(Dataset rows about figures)

####################

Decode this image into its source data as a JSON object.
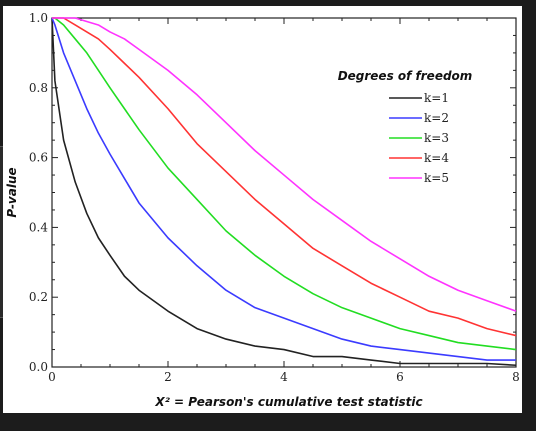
{
  "chart_data": {
    "type": "line",
    "xlabel": "X² = Pearson's cumulative test statistic",
    "ylabel": "P-value",
    "xlim": [
      0,
      8
    ],
    "ylim": [
      0,
      1
    ],
    "xticks": [
      0,
      2,
      4,
      6,
      8
    ],
    "yticks": [
      0.0,
      0.2,
      0.4,
      0.6,
      0.8,
      1.0
    ],
    "xtick_labels": [
      "0",
      "2",
      "4",
      "6",
      "8"
    ],
    "ytick_labels": [
      "0.0",
      "0.2",
      "0.4",
      "0.6",
      "0.8",
      "1.0"
    ],
    "grid": false,
    "legend": {
      "title": "Degrees of freedom",
      "placement": "top-right"
    },
    "x": [
      0.05,
      0.2,
      0.4,
      0.6,
      0.8,
      1,
      1.25,
      1.5,
      2,
      2.5,
      3,
      3.5,
      4,
      4.5,
      5,
      5.5,
      6,
      6.5,
      7,
      7.5,
      8
    ],
    "series": [
      {
        "name": "k=1",
        "color": "#222222",
        "values": [
          0.82,
          0.65,
          0.53,
          0.44,
          0.37,
          0.32,
          0.26,
          0.22,
          0.16,
          0.11,
          0.08,
          0.06,
          0.05,
          0.03,
          0.03,
          0.02,
          0.01,
          0.01,
          0.01,
          0.01,
          0.005
        ]
      },
      {
        "name": "k=2",
        "color": "#3b3bff",
        "values": [
          0.98,
          0.9,
          0.82,
          0.74,
          0.67,
          0.61,
          0.54,
          0.47,
          0.37,
          0.29,
          0.22,
          0.17,
          0.14,
          0.11,
          0.08,
          0.06,
          0.05,
          0.04,
          0.03,
          0.02,
          0.02
        ]
      },
      {
        "name": "k=3",
        "color": "#22dd22",
        "values": [
          1.0,
          0.98,
          0.94,
          0.9,
          0.85,
          0.8,
          0.74,
          0.68,
          0.57,
          0.48,
          0.39,
          0.32,
          0.26,
          0.21,
          0.17,
          0.14,
          0.11,
          0.09,
          0.07,
          0.06,
          0.05
        ]
      },
      {
        "name": "k=4",
        "color": "#ff3333",
        "values": [
          1.0,
          1.0,
          0.98,
          0.96,
          0.94,
          0.91,
          0.87,
          0.83,
          0.74,
          0.64,
          0.56,
          0.48,
          0.41,
          0.34,
          0.29,
          0.24,
          0.2,
          0.16,
          0.14,
          0.11,
          0.09
        ]
      },
      {
        "name": "k=5",
        "color": "#ff33ff",
        "values": [
          1.0,
          1.0,
          1.0,
          0.99,
          0.98,
          0.96,
          0.94,
          0.91,
          0.85,
          0.78,
          0.7,
          0.62,
          0.55,
          0.48,
          0.42,
          0.36,
          0.31,
          0.26,
          0.22,
          0.19,
          0.16
        ]
      }
    ]
  }
}
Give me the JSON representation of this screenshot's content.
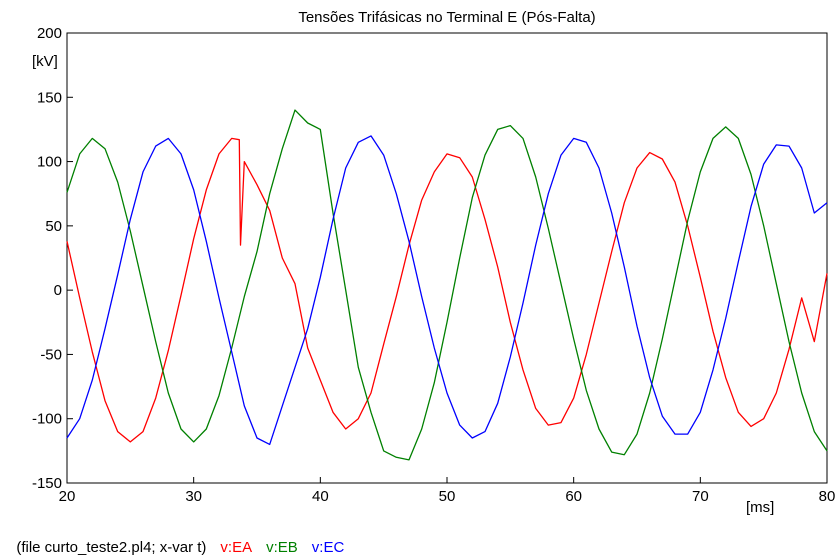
{
  "chart_data": {
    "type": "line",
    "title": "Tensões Trifásicas no Terminal E (Pós-Falta)",
    "xlabel": "[ms]",
    "ylabel": "[kV]",
    "xlim": [
      20,
      80
    ],
    "ylim": [
      -150,
      200
    ],
    "xticks": [
      "20",
      "30",
      "40",
      "50",
      "60",
      "70",
      "80"
    ],
    "yticks": [
      "-150",
      "-100",
      "-50",
      "0",
      "50",
      "100",
      "150",
      "200"
    ],
    "grid": false,
    "legend_position": "bottom-left",
    "series": [
      {
        "name": "v:EA",
        "color": "#ff0000",
        "x": [
          20,
          21,
          22,
          23,
          24,
          25,
          26,
          27,
          28,
          29,
          30,
          31,
          32,
          33,
          33.6,
          33.7,
          34,
          35,
          36,
          37,
          38,
          39,
          40,
          41,
          42,
          43,
          44,
          45,
          46,
          47,
          48,
          49,
          50,
          51,
          52,
          53,
          54,
          55,
          56,
          57,
          58,
          59,
          60,
          61,
          62,
          63,
          64,
          65,
          66,
          67,
          68,
          69,
          70,
          71,
          72,
          73,
          74,
          75,
          76,
          77,
          78,
          79,
          80
        ],
        "y": [
          38,
          -6,
          -48,
          -86,
          -110,
          -118,
          -110,
          -84,
          -47,
          -4,
          40,
          78,
          106,
          118,
          117,
          35,
          100,
          82,
          62,
          25,
          5,
          -45,
          -70,
          -95,
          -108,
          -100,
          -80,
          -42,
          -5,
          35,
          70,
          92,
          106,
          103,
          88,
          55,
          18,
          -25,
          -62,
          -92,
          -105,
          -103,
          -84,
          -50,
          -10,
          30,
          68,
          95,
          107,
          102,
          84,
          50,
          10,
          -32,
          -68,
          -95,
          -106,
          -100,
          -80,
          -46,
          -6,
          -40,
          13
        ]
      },
      {
        "name": "v:EB",
        "color": "#008000",
        "x": [
          20,
          21,
          22,
          23,
          24,
          25,
          26,
          27,
          28,
          29,
          30,
          31,
          32,
          33,
          34,
          35,
          36,
          37,
          38,
          39,
          40,
          41,
          42,
          43,
          44,
          45,
          46,
          47,
          48,
          49,
          50,
          51,
          52,
          53,
          54,
          55,
          56,
          57,
          58,
          59,
          60,
          61,
          62,
          63,
          64,
          65,
          66,
          67,
          68,
          69,
          70,
          71,
          72,
          73,
          74,
          75,
          76,
          77,
          78,
          79,
          80
        ],
        "y": [
          76,
          106,
          118,
          110,
          84,
          46,
          3,
          -40,
          -80,
          -108,
          -118,
          -108,
          -82,
          -45,
          -5,
          30,
          75,
          110,
          140,
          130,
          125,
          60,
          0,
          -60,
          -95,
          -125,
          -130,
          -132,
          -108,
          -72,
          -25,
          25,
          72,
          105,
          125,
          128,
          118,
          88,
          48,
          5,
          -38,
          -78,
          -108,
          -126,
          -128,
          -112,
          -80,
          -38,
          8,
          54,
          92,
          118,
          127,
          118,
          90,
          50,
          5,
          -40,
          -80,
          -110,
          -125
        ]
      },
      {
        "name": "v:EC",
        "color": "#0000ff",
        "x": [
          20,
          21,
          22,
          23,
          24,
          25,
          26,
          27,
          28,
          29,
          30,
          31,
          32,
          33,
          34,
          35,
          36,
          37,
          38,
          39,
          40,
          41,
          42,
          43,
          44,
          45,
          46,
          47,
          48,
          49,
          50,
          51,
          52,
          53,
          54,
          55,
          56,
          57,
          58,
          59,
          60,
          61,
          62,
          63,
          64,
          65,
          66,
          67,
          68,
          69,
          70,
          71,
          72,
          73,
          74,
          75,
          76,
          77,
          78,
          79,
          80
        ],
        "y": [
          -115,
          -100,
          -70,
          -30,
          12,
          55,
          92,
          112,
          118,
          106,
          78,
          38,
          -6,
          -48,
          -90,
          -115,
          -120,
          -90,
          -60,
          -30,
          10,
          55,
          95,
          115,
          120,
          105,
          75,
          38,
          -5,
          -45,
          -80,
          -105,
          -115,
          -110,
          -88,
          -52,
          -10,
          35,
          75,
          105,
          118,
          115,
          95,
          60,
          18,
          -28,
          -68,
          -98,
          -112,
          -112,
          -95,
          -62,
          -22,
          22,
          65,
          98,
          113,
          112,
          95,
          60,
          68
        ]
      }
    ],
    "footer_note": "(file curto_teste2.pl4; x-var t)"
  }
}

####################

The answer is one number: how many lines of the material above contain "name".

> **EXERCISE SOLUTION**
8